→ **Input rows**

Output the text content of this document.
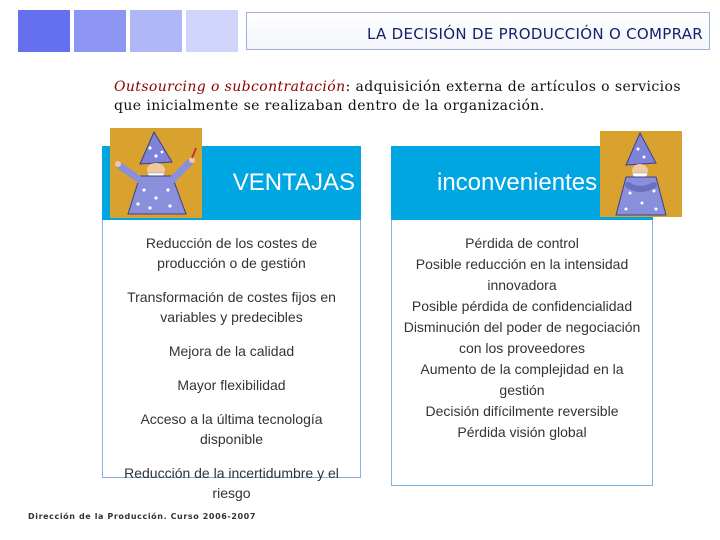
LA DECISIÓN DE PRODUCCIÓN O COMPRAR
Outsourcing o subcontratación: adquisición externa de artículos o servicios que inicialmente se realizaban dentro de la organización.
VENTAJAS
Reducción de los costes de producción o de gestión
Transformación de costes fijos en variables y predecibles
Mejora de la calidad
Mayor flexibilidad
Acceso a la última tecnología disponible
Reducción de la incertidumbre y el riesgo
inconvenientes
Pérdida de control
Posible reducción en la intensidad innovadora
Posible pérdida de confidencialidad
Disminución del poder de negociación con los proveedores
Aumento de la complejidad en la gestión
Decisión difícilmente reversible
Pérdida visión global
Dirección de la Producción. Curso 2006-2007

→ **Exercise objective**
Which lines of the data above contain "gestión"? Copy each one.

→ **Exercise output**
Reducción de los costes de producción o de gestión
Aumento de la complejidad en la gestión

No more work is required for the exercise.